*Extrait du document*

____________________

J.Z : Assurément. Linux est parfaitement adapté à ce type d’industrie et d’applications. Linux est une plate-forme idéale pour les drônes.

LeMagIT : Avec le rôle central que jouent aujourd’hui Linux ainsi que l’Open Source dans des projets IT clés, comme le cloud, la virtualisation, le Big Data et les réseaux, notamment, le rôle de la fondation a-t-il évolué ?

J.Z : Nous continuons de supporter Linux et l’ensemble de l’écosystème. Cela n’a pas changé. Comme la portée de Linux s’est étendue aux différents piliers de l’IT, ainsi qu’aux secteurs de l’automobile et de l’automatisme, l’institution a évolué pour supporter une grande variété de secteurs. Linux est devenu plus grand et cela est plutôt naturel. Nous avons évolué en un sens : plusieurs segments de l’industrie IT viennent nous voir pour mettre en place et appliquer les pratiques de développement Open Source utilisées pour Linux. C’est le cas dans les SDN, le NFV, l’Internet des objets, notamment. Ils ne sont pas spécifiquement intéressés par Linux, mais par le modèle de développement, et comment cela peut aider à mettre en place des projets Open Source. C’est ce que nous avons réalisé avec de nouveaux projets.

LeMagIT : Vos processus ont-ils été adaptés ?

J.Z : Nous prenons nos processus en place et nous les appliquons à d’autres secteurs. Nous adaptons l’ADN de Linux à d’autres projets.

LeMagIT : La Linux Foundation a créé la Core Infrastructure Initiative (CII), dont l’objectif est de financer des projets Open Source vitaux pour l’IT moderne et Internet. OpenSSH, OpenSSL et NTP ont déjà reçu le soutien du projet. Comment se développe aujourd’hui CII ?

____________________

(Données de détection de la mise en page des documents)

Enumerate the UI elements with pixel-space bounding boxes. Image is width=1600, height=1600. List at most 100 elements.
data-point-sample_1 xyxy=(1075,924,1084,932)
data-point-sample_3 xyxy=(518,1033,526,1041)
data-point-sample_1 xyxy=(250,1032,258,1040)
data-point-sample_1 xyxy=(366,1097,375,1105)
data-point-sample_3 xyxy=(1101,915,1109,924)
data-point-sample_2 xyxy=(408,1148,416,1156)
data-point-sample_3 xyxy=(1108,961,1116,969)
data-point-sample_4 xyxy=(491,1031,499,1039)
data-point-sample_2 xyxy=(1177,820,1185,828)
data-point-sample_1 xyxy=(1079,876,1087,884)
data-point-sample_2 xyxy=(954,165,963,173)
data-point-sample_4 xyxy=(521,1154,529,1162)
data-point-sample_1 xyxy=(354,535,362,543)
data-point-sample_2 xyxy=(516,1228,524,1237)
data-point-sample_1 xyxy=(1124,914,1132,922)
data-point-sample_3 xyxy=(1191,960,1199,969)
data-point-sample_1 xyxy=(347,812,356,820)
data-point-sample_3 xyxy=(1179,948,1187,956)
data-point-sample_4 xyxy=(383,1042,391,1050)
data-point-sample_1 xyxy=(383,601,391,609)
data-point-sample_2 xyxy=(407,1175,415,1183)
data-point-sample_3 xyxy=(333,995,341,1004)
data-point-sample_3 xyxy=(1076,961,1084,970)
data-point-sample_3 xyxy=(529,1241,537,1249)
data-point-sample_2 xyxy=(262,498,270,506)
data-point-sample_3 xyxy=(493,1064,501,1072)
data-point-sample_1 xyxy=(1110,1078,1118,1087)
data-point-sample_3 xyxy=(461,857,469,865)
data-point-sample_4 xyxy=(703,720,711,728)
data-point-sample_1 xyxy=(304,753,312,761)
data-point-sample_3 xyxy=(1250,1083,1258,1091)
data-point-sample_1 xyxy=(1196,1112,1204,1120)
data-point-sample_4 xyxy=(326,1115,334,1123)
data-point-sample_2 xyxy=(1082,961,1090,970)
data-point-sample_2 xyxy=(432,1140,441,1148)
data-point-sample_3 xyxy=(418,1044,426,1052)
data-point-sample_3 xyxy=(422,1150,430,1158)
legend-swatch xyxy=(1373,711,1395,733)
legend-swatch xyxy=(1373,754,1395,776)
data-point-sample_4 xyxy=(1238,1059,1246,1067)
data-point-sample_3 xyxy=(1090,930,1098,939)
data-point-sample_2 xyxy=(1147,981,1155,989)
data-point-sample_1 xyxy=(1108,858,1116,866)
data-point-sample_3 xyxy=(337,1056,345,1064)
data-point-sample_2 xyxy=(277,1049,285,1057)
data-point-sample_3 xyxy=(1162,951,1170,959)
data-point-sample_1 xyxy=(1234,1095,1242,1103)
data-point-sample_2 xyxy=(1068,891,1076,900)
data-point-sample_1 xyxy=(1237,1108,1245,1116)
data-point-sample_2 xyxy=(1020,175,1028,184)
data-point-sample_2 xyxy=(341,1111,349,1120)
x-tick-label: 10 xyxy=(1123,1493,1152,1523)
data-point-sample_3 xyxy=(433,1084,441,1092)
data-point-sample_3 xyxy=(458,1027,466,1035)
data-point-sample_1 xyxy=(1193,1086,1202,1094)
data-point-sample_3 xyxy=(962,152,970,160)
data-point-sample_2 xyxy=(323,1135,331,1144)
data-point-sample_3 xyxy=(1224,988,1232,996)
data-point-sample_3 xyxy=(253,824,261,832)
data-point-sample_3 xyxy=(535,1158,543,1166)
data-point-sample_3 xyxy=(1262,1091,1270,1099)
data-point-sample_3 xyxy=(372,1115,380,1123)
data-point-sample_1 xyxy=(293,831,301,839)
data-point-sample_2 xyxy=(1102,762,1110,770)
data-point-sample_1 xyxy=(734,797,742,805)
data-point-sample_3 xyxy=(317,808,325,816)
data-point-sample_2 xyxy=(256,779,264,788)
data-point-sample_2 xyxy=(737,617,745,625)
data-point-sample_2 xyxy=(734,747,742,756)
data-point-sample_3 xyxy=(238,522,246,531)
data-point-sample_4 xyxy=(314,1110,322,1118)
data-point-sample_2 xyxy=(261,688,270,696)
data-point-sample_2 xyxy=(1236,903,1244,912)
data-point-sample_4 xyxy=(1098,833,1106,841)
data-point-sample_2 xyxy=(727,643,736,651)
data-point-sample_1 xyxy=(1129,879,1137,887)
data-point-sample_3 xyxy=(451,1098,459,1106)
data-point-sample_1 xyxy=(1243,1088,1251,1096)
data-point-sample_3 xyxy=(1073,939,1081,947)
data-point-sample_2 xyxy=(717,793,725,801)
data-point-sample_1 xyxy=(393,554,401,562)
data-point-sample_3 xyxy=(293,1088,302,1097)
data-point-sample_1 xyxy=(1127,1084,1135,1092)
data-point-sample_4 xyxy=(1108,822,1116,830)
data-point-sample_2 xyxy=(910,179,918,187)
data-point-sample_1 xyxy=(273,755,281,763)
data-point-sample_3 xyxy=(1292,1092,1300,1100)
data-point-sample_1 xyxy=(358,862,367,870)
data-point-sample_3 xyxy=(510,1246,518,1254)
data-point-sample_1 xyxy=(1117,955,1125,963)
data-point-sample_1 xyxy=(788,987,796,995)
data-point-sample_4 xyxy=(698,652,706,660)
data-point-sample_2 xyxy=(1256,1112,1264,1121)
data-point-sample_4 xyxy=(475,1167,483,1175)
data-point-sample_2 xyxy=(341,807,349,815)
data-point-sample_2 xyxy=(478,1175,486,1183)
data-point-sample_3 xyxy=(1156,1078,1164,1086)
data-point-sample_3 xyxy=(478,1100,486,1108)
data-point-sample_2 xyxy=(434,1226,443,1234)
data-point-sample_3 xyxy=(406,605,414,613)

____________________

*Exercices à réaliser*
(a) Recopiez fidèlement le passage de l'entretien sur Linux compris entre « J.Z : Nous continuons » et « ont-ils été adaptés ? », bornes incluses.
(b) D'après l'entretien sur Linux, quels projets ont déjà reçu le soutien de la Core Infrastructure Initiative ?

*Réponses par exercice*
(a)
J.Z : Nous continuons de supporter Linux et l’ensemble de l’écosystème. Cela n’a pas changé. Comme la portée de Linux s’est étendue aux différents piliers de l’IT, ainsi qu’aux secteurs de l’automobile et de l’automatisme, l’institution a évolué pour supporter une grande variété de secteurs. Linux est devenu plus grand et cela est plutôt naturel. Nous avons évolué en un sens : plusieurs segments de l’industrie IT viennent nous voir pour mettre en place et appliquer les pratiques de développement Open Source utilisées pour Linux. C’est le cas dans les SDN, le NFV, l’Internet des objets, notamment. Ils ne sont pas spécifiquement intéressés par Linux, mais par le modèle de développement, et comment cela peut aider à mettre en place des projets Open Source. C’est ce que nous avons réalisé avec de nouveaux projets.

LeMagIT : Vos processus ont-ils été adaptés ?

(b) OpenSSH, OpenSSL et NTP.